--- Begin DATASET EXTRACT ---
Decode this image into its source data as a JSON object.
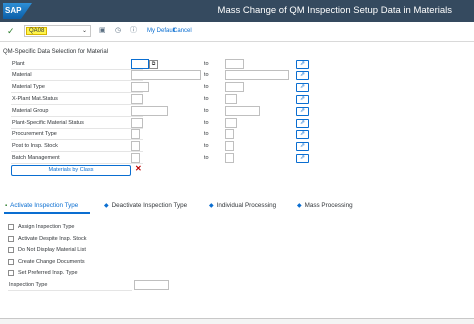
{
  "header": {
    "logo": "SAP",
    "title": "Mass Change of QM Inspection Setup Data in Materials"
  },
  "toolbar": {
    "command_value": "QA08",
    "my_default": "My Default",
    "cancel": "Cancel",
    "icons": [
      "checkmark-icon",
      "save-icon",
      "settings-icon",
      "info-icon"
    ]
  },
  "selection": {
    "title": "QM-Specific Data Selection for Material",
    "to_label": "to",
    "rows": [
      {
        "label": "Plant"
      },
      {
        "label": "Material"
      },
      {
        "label": "Material Type"
      },
      {
        "label": "X-Plant Mat.Status"
      },
      {
        "label": "Material Group"
      },
      {
        "label": "Plant-Specific Material Status"
      },
      {
        "label": "Procurement Type"
      },
      {
        "label": "Post to Insp. Stock"
      },
      {
        "label": "Batch Management"
      }
    ],
    "materials_by_class": "Materials by Class"
  },
  "tabs": [
    {
      "label": "Activate Inspection Type",
      "active": true
    },
    {
      "label": "Deactivate Inspection Type",
      "active": false
    },
    {
      "label": "Individual Processing",
      "active": false
    },
    {
      "label": "Mass Processing",
      "active": false
    }
  ],
  "options": [
    {
      "label": "Assign Inspection Type",
      "checked": false
    },
    {
      "label": "Activate Despite Insp. Stock",
      "checked": false
    },
    {
      "label": "Do Not Display Material List",
      "checked": false
    },
    {
      "label": "Create Change Documents",
      "checked": false
    },
    {
      "label": "Set Preferred Insp. Type",
      "checked": false
    }
  ],
  "inspection_type": {
    "label": "Inspection Type",
    "value": ""
  },
  "colors": {
    "shell": "#354a5f",
    "accent": "#0a6ed1",
    "command_highlight": "#fff54a"
  }
}
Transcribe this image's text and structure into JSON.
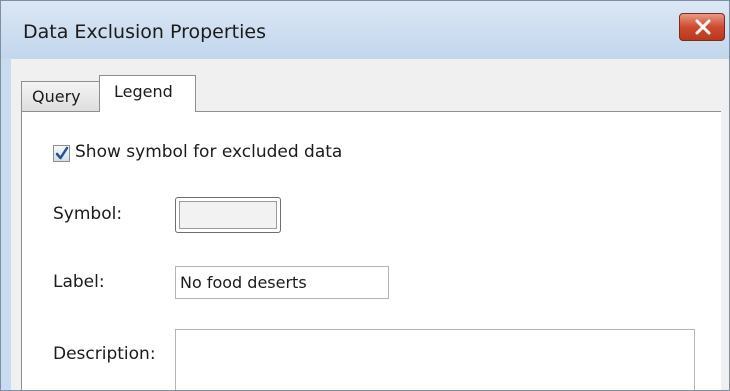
{
  "window": {
    "title": "Data Exclusion Properties",
    "close_icon": "close-icon"
  },
  "tabs": [
    {
      "label": "Query",
      "selected": false
    },
    {
      "label": "Legend",
      "selected": true
    }
  ],
  "legend": {
    "show_symbol": {
      "label": "Show symbol for excluded data",
      "checked": true
    },
    "symbol": {
      "label": "Symbol:"
    },
    "label_field": {
      "label": "Label:",
      "value": "No food deserts"
    },
    "description": {
      "label": "Description:",
      "value": ""
    }
  },
  "colors": {
    "title_bar": "#c9dbee",
    "close_button": "#cf4b2e",
    "checkbox_check": "#2b4f8f"
  }
}
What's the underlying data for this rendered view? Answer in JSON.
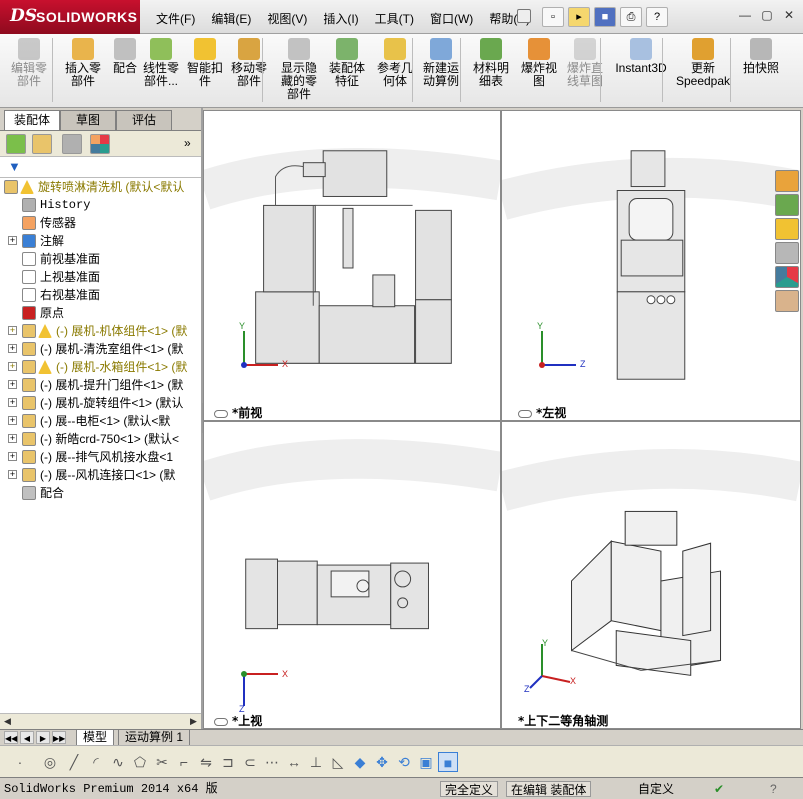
{
  "app": {
    "logo_ds": "DS",
    "logo_name": "SOLIDWORKS"
  },
  "menu": [
    "文件(F)",
    "编辑(E)",
    "视图(V)",
    "插入(I)",
    "工具(T)",
    "窗口(W)",
    "帮助(H)"
  ],
  "quick_access": [
    "new-icon",
    "open-icon",
    "save-icon",
    "print-icon",
    "help-icon"
  ],
  "window_controls": {
    "minimize": "—",
    "restore": "▢",
    "close": "✕"
  },
  "commands": [
    {
      "label": "编辑零\n部件",
      "icon": "edit-part-icon",
      "disabled": true
    },
    {
      "label": "插入零\n部件",
      "icon": "insert-part-icon",
      "disabled": false
    },
    {
      "label": "配合",
      "icon": "mate-icon",
      "disabled": false
    },
    {
      "label": "线性零\n部件...",
      "icon": "linear-pattern-icon",
      "disabled": false
    },
    {
      "label": "智能扣\n件",
      "icon": "smart-fastener-icon",
      "disabled": false
    },
    {
      "label": "移动零\n部件",
      "icon": "move-part-icon",
      "disabled": false
    },
    {
      "label": "显示隐\n藏的零\n部件",
      "icon": "show-hidden-icon",
      "disabled": false
    },
    {
      "label": "装配体\n特征",
      "icon": "assembly-feature-icon",
      "disabled": false
    },
    {
      "label": "参考几\n何体",
      "icon": "reference-geometry-icon",
      "disabled": false
    },
    {
      "label": "新建运\n动算例",
      "icon": "new-motion-study-icon",
      "disabled": false
    },
    {
      "label": "材料明\n细表",
      "icon": "bom-icon",
      "disabled": false
    },
    {
      "label": "爆炸视\n图",
      "icon": "exploded-view-icon",
      "disabled": false
    },
    {
      "label": "爆炸直\n线草图",
      "icon": "explode-line-sketch-icon",
      "disabled": true
    },
    {
      "label": "Instant3D",
      "icon": "instant3d-icon",
      "disabled": false
    },
    {
      "label": "更新\nSpeedpak",
      "icon": "speedpak-icon",
      "disabled": false
    },
    {
      "label": "拍快照",
      "icon": "snapshot-icon",
      "disabled": false
    }
  ],
  "left_tabs": [
    "装配体",
    "草图",
    "评估"
  ],
  "feature_tree": [
    {
      "label": "旋转喷淋清洗机  (默认<默认",
      "icon": "assembly-icon",
      "warn": true,
      "expand": false,
      "level": 0,
      "mono": false
    },
    {
      "label": "History",
      "icon": "history-icon",
      "warn": false,
      "expand": false,
      "level": 1,
      "mono": true
    },
    {
      "label": "传感器",
      "icon": "sensor-icon",
      "warn": false,
      "expand": false,
      "level": 1,
      "mono": false
    },
    {
      "label": "注解",
      "icon": "annotation-icon",
      "warn": false,
      "expand": true,
      "level": 1,
      "mono": false
    },
    {
      "label": "前视基准面",
      "icon": "plane-icon",
      "warn": false,
      "expand": false,
      "level": 1,
      "mono": false
    },
    {
      "label": "上视基准面",
      "icon": "plane-icon",
      "warn": false,
      "expand": false,
      "level": 1,
      "mono": false
    },
    {
      "label": "右视基准面",
      "icon": "plane-icon",
      "warn": false,
      "expand": false,
      "level": 1,
      "mono": false
    },
    {
      "label": "原点",
      "icon": "origin-icon",
      "warn": false,
      "expand": false,
      "level": 1,
      "mono": false
    },
    {
      "label": "(-) 展机-机体组件<1> (默",
      "icon": "subassembly-icon",
      "warn": true,
      "expand": true,
      "level": 1,
      "mono": false
    },
    {
      "label": "(-) 展机-清洗室组件<1> (默",
      "icon": "subassembly-icon",
      "warn": false,
      "expand": true,
      "level": 1,
      "mono": false
    },
    {
      "label": "(-) 展机-水箱组件<1> (默",
      "icon": "subassembly-icon",
      "warn": true,
      "expand": true,
      "level": 1,
      "mono": false
    },
    {
      "label": "(-) 展机-提升门组件<1> (默",
      "icon": "subassembly-icon",
      "warn": false,
      "expand": true,
      "level": 1,
      "mono": false
    },
    {
      "label": "(-) 展机-旋转组件<1> (默认",
      "icon": "subassembly-icon",
      "warn": false,
      "expand": true,
      "level": 1,
      "mono": false
    },
    {
      "label": "(-) 展--电柜<1> (默认<默",
      "icon": "subassembly-icon",
      "warn": false,
      "expand": true,
      "level": 1,
      "mono": false
    },
    {
      "label": "(-) 新皓crd-750<1> (默认<",
      "icon": "subassembly-icon",
      "warn": false,
      "expand": true,
      "level": 1,
      "mono": false
    },
    {
      "label": "(-) 展--排气风机接水盘<1",
      "icon": "subassembly-icon",
      "warn": false,
      "expand": true,
      "level": 1,
      "mono": false
    },
    {
      "label": "(-) 展--风机连接口<1> (默",
      "icon": "subassembly-icon",
      "warn": false,
      "expand": true,
      "level": 1,
      "mono": false
    },
    {
      "label": "配合",
      "icon": "mates-folder-icon",
      "warn": false,
      "expand": false,
      "level": 1,
      "mono": false
    }
  ],
  "viewports": {
    "front": "*前视",
    "left": "*左视",
    "top": "*上视",
    "iso": "*上下二等角轴测"
  },
  "axes": {
    "x": "X",
    "y": "Y",
    "z": "Z"
  },
  "model_tabs": [
    "模型",
    "运动算例 1"
  ],
  "status": {
    "version": "SolidWorks Premium 2014 x64 版",
    "constraint": "完全定义",
    "editing": "在编辑 装配体",
    "custom": "自定义"
  }
}
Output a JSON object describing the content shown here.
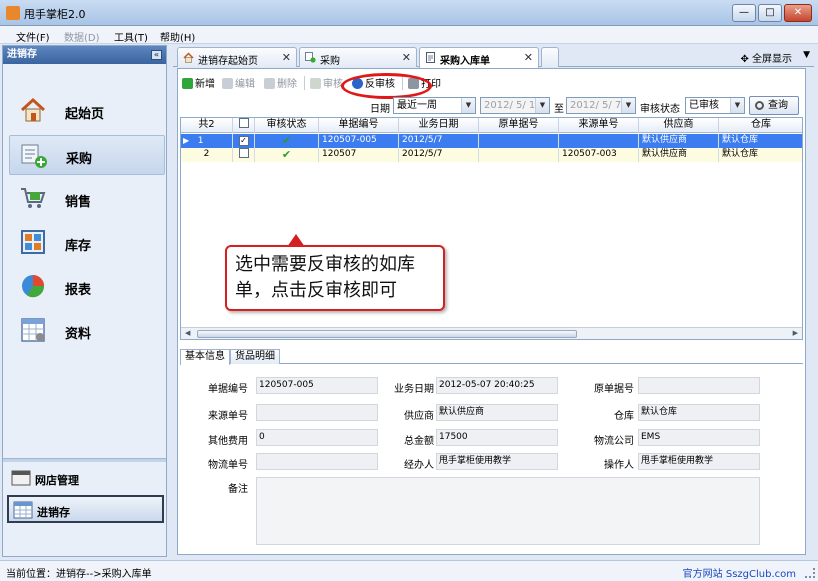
{
  "window": {
    "title": "甩手掌柜2.0",
    "min_label": "—",
    "max_label": "□",
    "close_label": "✕"
  },
  "menu": [
    {
      "label": "文件(F)",
      "disabled": false
    },
    {
      "label": "数据(D)",
      "disabled": true
    },
    {
      "label": "工具(T)",
      "disabled": false
    },
    {
      "label": "帮助(H)",
      "disabled": false
    }
  ],
  "sidebar": {
    "header": "进销存",
    "items": [
      {
        "label": "起始页",
        "icon": "home-icon"
      },
      {
        "label": "采购",
        "icon": "purchase-icon",
        "active": true
      },
      {
        "label": "销售",
        "icon": "cart-icon"
      },
      {
        "label": "库存",
        "icon": "inventory-icon"
      },
      {
        "label": "报表",
        "icon": "pie-chart-icon"
      },
      {
        "label": "资料",
        "icon": "data-grid-icon"
      }
    ],
    "bottom": [
      {
        "label": "网店管理",
        "icon": "shop-icon"
      },
      {
        "label": "进销存",
        "icon": "inventory-table-icon",
        "active": true
      }
    ]
  },
  "tabs": [
    {
      "label": "进销存起始页",
      "close": "✕"
    },
    {
      "label": "采购",
      "close": "✕"
    },
    {
      "label": "采购入库单",
      "close": "✕",
      "active": true
    }
  ],
  "fullscreen_label": "全屏显示",
  "toolbar": {
    "new_label": "新增",
    "edit_label": "编辑",
    "delete_label": "删除",
    "approve_label": "审核",
    "unapprove_label": "反审核",
    "print_label": "打印"
  },
  "filter": {
    "date_label": "日期",
    "date_range": "最近一周",
    "date_from": "2012/ 5/ 1",
    "to_label": "至",
    "date_to": "2012/ 5/ 7",
    "status_label": "审核状态",
    "status_value": "已审核",
    "query_label": "查询"
  },
  "grid": {
    "count_label": "共2",
    "columns": [
      "审核状态",
      "单据编号",
      "业务日期",
      "原单据号",
      "来源单号",
      "供应商",
      "仓库"
    ],
    "rows": [
      {
        "idx": "1",
        "checked": "✓",
        "status": "✔",
        "doc_no": "120507-005",
        "date": "2012/5/7",
        "orig_no": "",
        "src_no": "",
        "supplier": "默认供应商",
        "warehouse": "默认仓库",
        "selected": true
      },
      {
        "idx": "2",
        "checked": "",
        "status": "✔",
        "doc_no": "120507",
        "date": "2012/5/7",
        "orig_no": "",
        "src_no": "120507-003",
        "supplier": "默认供应商",
        "warehouse": "默认仓库",
        "selected": false
      }
    ]
  },
  "callout": {
    "text": "选中需要反审核的如库单，点击反审核即可"
  },
  "detail_tabs": [
    "基本信息",
    "货品明细"
  ],
  "detail": {
    "doc_no_label": "单据编号",
    "doc_no": "120507-005",
    "biz_date_label": "业务日期",
    "biz_date": "2012-05-07 20:40:25",
    "orig_no_label": "原单据号",
    "orig_no": "",
    "src_no_label": "来源单号",
    "src_no": "",
    "supplier_label": "供应商",
    "supplier": "默认供应商",
    "warehouse_label": "仓库",
    "warehouse": "默认仓库",
    "other_fee_label": "其他费用",
    "other_fee": "0",
    "total_label": "总金额",
    "total": "17500",
    "logistics_label": "物流公司",
    "logistics": "EMS",
    "tracking_label": "物流单号",
    "tracking": "",
    "handler_label": "经办人",
    "handler": "甩手掌柜使用教学",
    "operator_label": "操作人",
    "operator": "甩手掌柜使用教学",
    "remark_label": "备注",
    "remark": ""
  },
  "status": {
    "location": "当前位置：进销存-->采购入库单",
    "site": "官方网站 SszgClub.com"
  }
}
--- End DATASET EXTRACT ---
## STATED PROBLEM
Look through the entries above and count each line holding "采购入库单"; report the count alone.

## ANSWER TO THE EXERCISE
2